=== Provided entries ===

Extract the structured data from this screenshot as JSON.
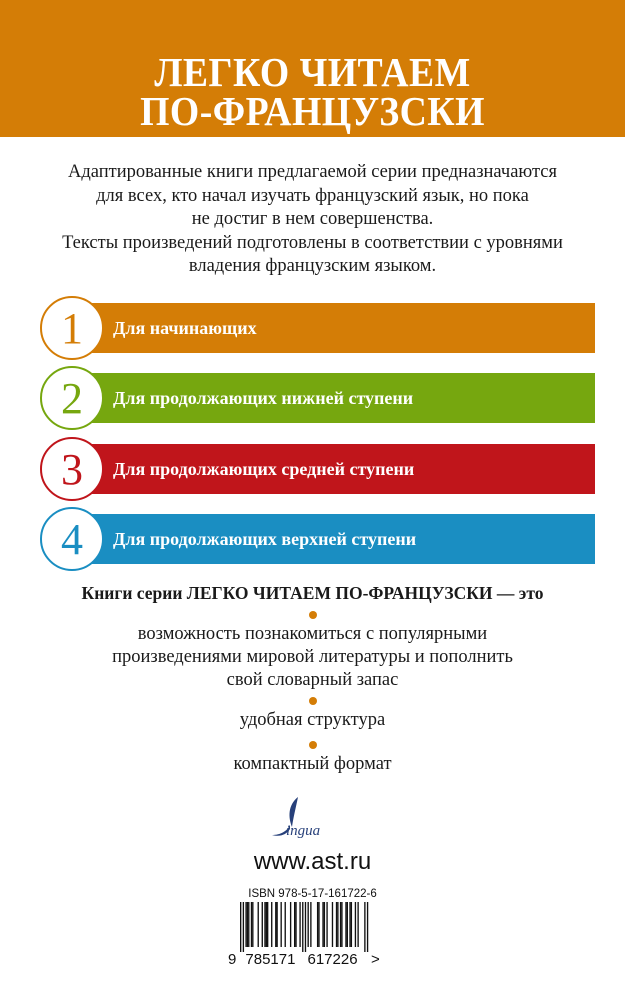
{
  "colors": {
    "orange": "#d47d06",
    "green": "#76a70f",
    "red": "#c0151b",
    "blue": "#1a8ec2"
  },
  "header": {
    "title_line1": "ЛЕГКО ЧИТАЕМ",
    "title_line2": "ПО-ФРАНЦУЗСКИ"
  },
  "intro": {
    "lines": [
      "Адаптированные книги предлагаемой серии предназначаются",
      "для всех, кто начал изучать французский язык, но пока",
      "не достиг в нем совершенства.",
      "Тексты произведений подготовлены в соответствии с уровнями",
      "владения французским языком."
    ]
  },
  "levels": [
    {
      "number": "1",
      "label": "Для начинающих",
      "color": "#d47d06"
    },
    {
      "number": "2",
      "label": "Для продолжающих нижней ступени",
      "color": "#76a70f"
    },
    {
      "number": "3",
      "label": "Для продолжающих средней ступени",
      "color": "#c0151b"
    },
    {
      "number": "4",
      "label": "Для продолжающих верхней ступени",
      "color": "#1a8ec2"
    }
  ],
  "features": {
    "lead": "Книги серии ЛЕГКО ЧИТАЕМ ПО-ФРАНЦУЗСКИ — это",
    "items": [
      [
        "возможность познакомиться с популярными",
        "произведениями мировой литературы и пополнить",
        "свой словарный запас"
      ],
      [
        "удобная структура"
      ],
      [
        "компактный формат"
      ]
    ]
  },
  "publisher": {
    "logo_text": "Lingua",
    "website": "www.ast.ru"
  },
  "isbn": {
    "label": "ISBN 978-5-17-161722-6",
    "barcode_digits": "9785171617226"
  }
}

===

◆ Problem to solve
Where does the word "ЛЕГКО" appear? Return each line that holds it.

◆ Written answer
    "title_line1": "ЛЕГКО ЧИТАЕМ",
    "lead": "Книги серии ЛЕГКО ЧИТАЕМ ПО-ФРАНЦУЗСКИ — это",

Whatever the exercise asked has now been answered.